What this task involves -
Copy out each line of the data that holds the word "hamda".

Records to use -
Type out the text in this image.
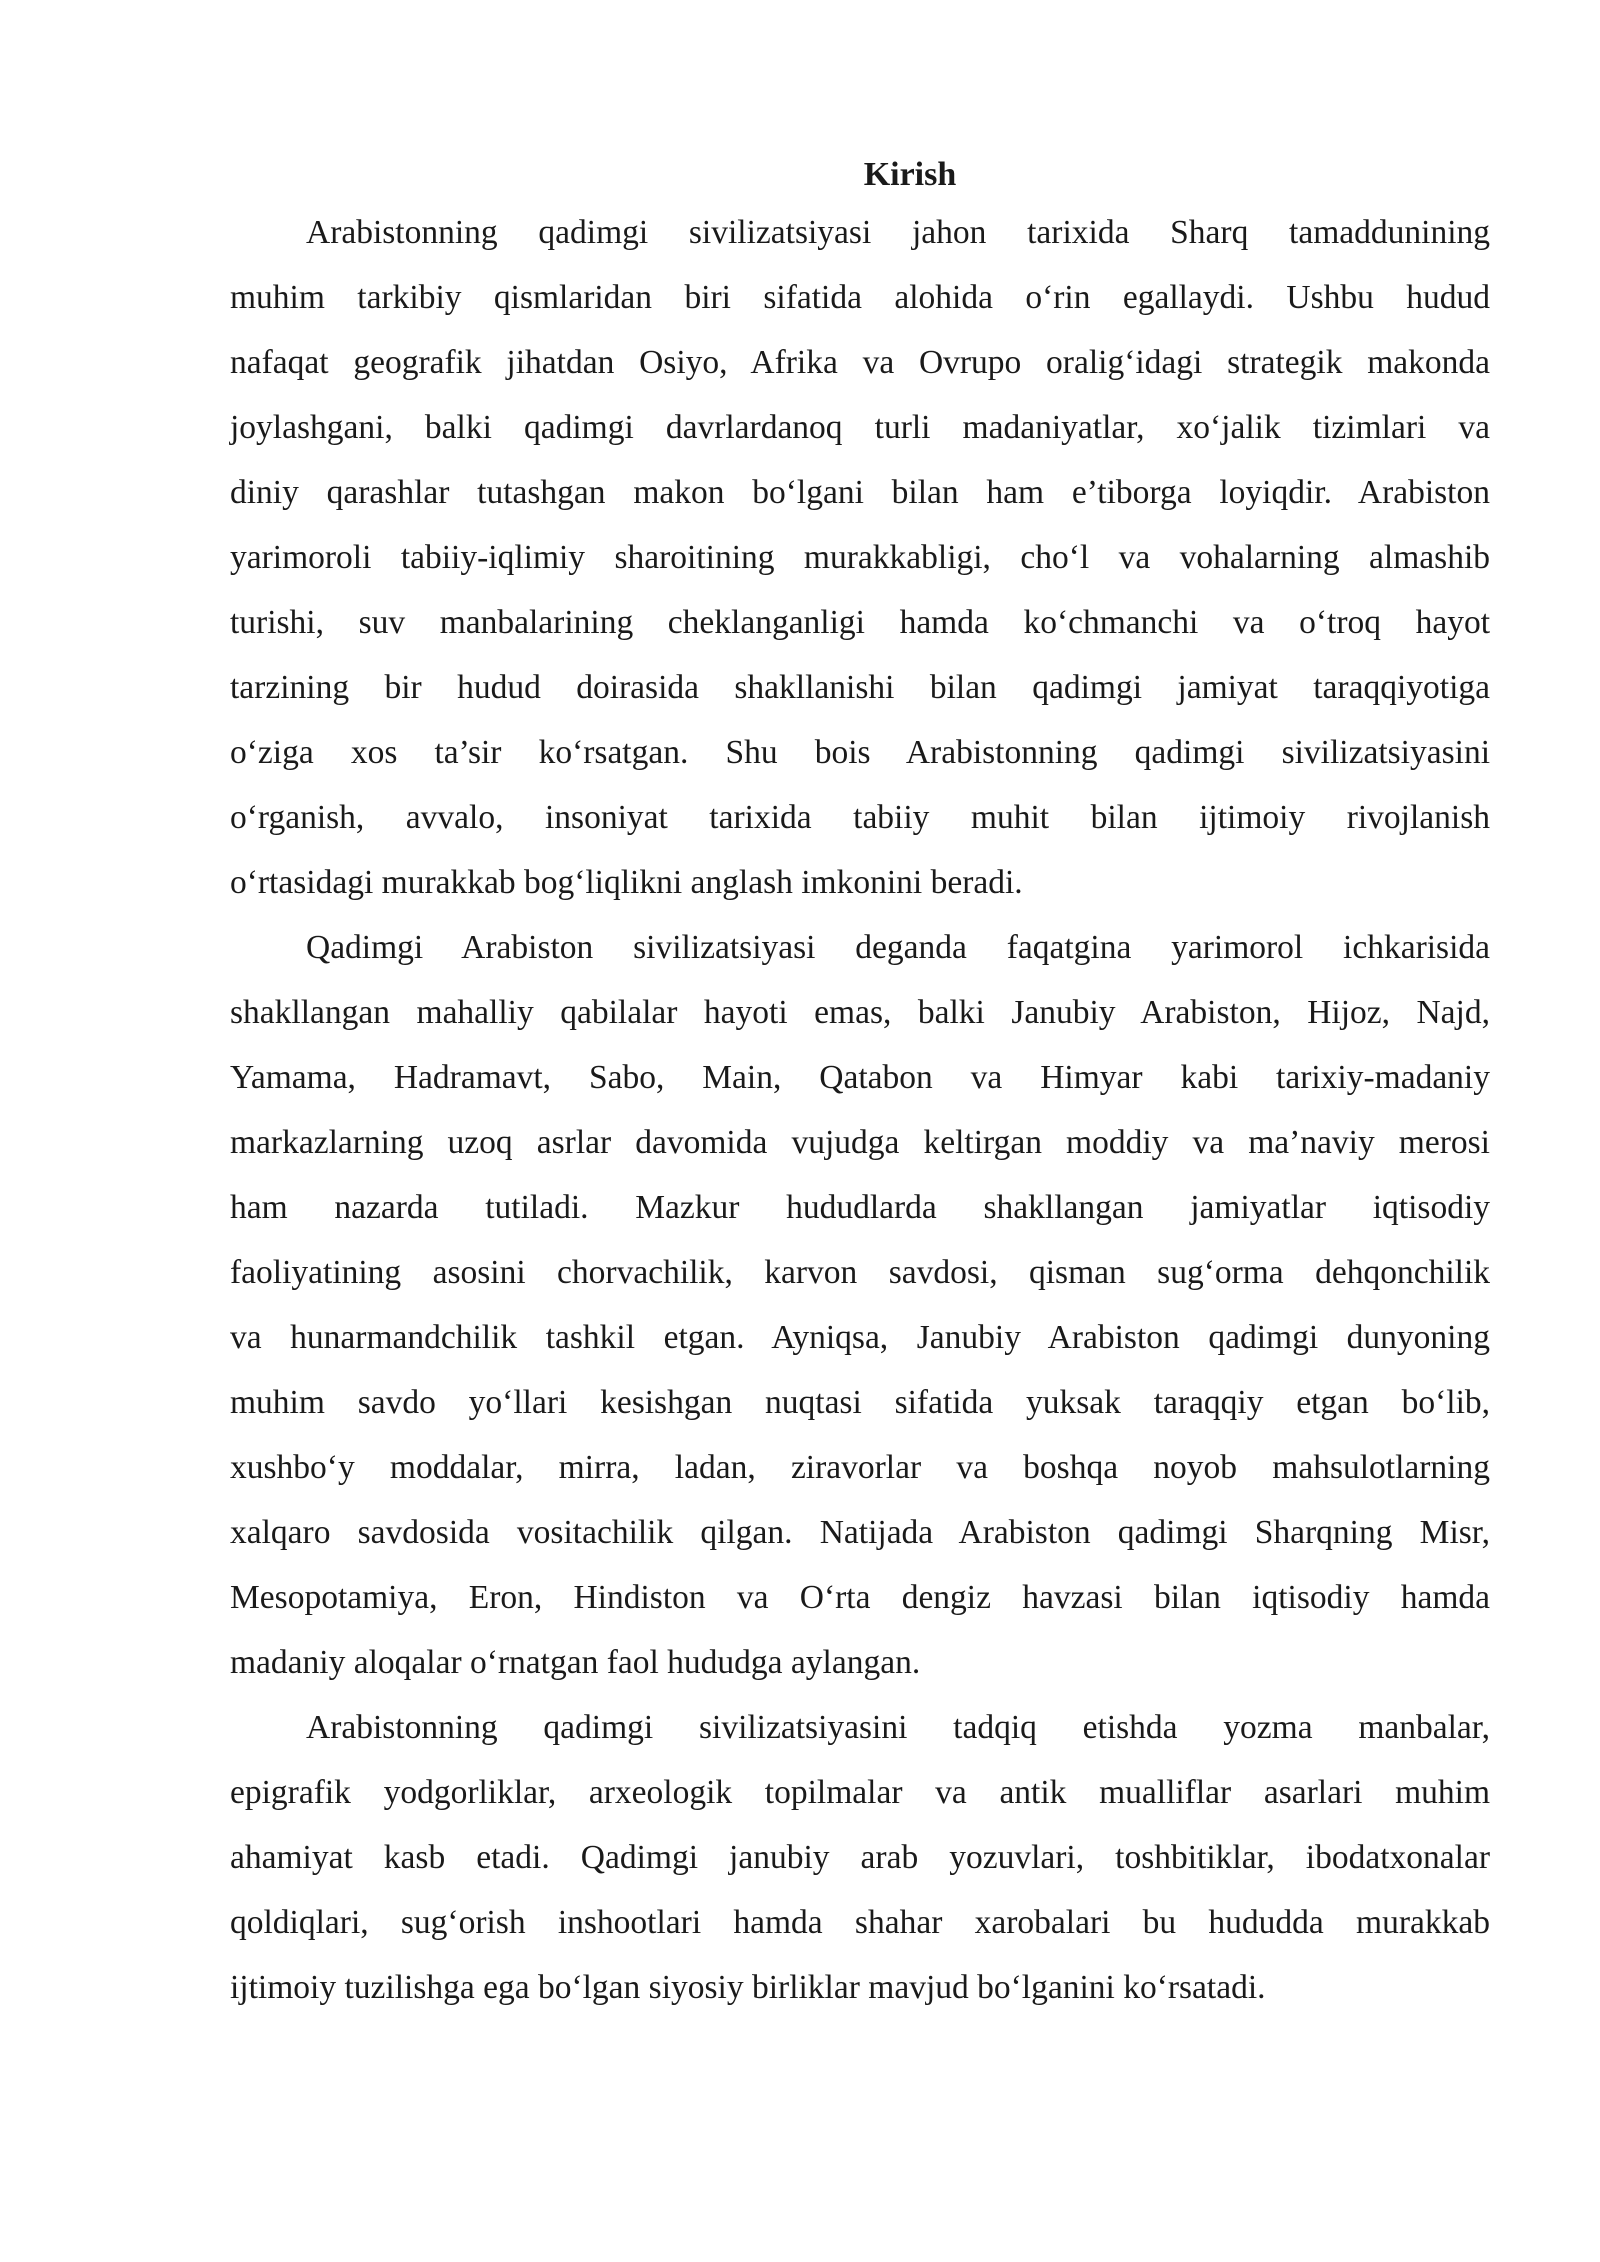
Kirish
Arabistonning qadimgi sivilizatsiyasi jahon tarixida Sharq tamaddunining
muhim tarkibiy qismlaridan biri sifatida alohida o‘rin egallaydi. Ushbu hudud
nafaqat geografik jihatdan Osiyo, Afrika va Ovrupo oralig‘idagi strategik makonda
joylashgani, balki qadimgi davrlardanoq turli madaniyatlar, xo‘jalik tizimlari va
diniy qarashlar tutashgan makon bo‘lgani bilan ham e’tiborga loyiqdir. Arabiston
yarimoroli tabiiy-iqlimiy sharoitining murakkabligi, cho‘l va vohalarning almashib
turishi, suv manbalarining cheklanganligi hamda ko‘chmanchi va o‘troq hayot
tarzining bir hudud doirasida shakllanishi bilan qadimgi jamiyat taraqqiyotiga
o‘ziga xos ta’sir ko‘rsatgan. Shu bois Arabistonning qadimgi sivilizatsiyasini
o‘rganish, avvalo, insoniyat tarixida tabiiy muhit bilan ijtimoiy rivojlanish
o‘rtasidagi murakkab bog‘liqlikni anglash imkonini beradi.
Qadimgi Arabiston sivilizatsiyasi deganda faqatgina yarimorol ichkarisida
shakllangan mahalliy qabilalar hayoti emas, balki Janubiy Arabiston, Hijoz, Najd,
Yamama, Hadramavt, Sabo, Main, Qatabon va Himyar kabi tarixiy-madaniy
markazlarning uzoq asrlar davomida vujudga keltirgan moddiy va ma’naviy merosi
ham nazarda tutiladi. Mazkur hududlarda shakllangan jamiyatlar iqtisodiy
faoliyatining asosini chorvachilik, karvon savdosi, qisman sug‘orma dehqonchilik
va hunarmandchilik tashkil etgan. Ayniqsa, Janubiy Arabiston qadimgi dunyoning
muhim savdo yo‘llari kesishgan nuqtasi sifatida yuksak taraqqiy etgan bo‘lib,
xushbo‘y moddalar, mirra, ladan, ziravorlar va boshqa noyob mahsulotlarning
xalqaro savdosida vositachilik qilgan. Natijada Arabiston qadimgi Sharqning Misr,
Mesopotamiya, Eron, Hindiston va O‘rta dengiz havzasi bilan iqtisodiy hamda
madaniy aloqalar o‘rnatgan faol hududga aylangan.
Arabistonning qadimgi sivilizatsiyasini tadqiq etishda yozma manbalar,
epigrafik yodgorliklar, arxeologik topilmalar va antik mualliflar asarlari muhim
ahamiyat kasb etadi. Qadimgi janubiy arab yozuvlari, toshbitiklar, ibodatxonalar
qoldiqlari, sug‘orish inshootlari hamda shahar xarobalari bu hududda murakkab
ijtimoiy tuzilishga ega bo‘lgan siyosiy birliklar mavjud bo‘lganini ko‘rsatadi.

Exercise solution -
turishi, suv manbalarining cheklanganligi hamda ko‘chmanchi va o‘troq hayot
Mesopotamiya, Eron, Hindiston va O‘rta dengiz havzasi bilan iqtisodiy hamda
qoldiqlari, sug‘orish inshootlari hamda shahar xarobalari bu hududda murakkab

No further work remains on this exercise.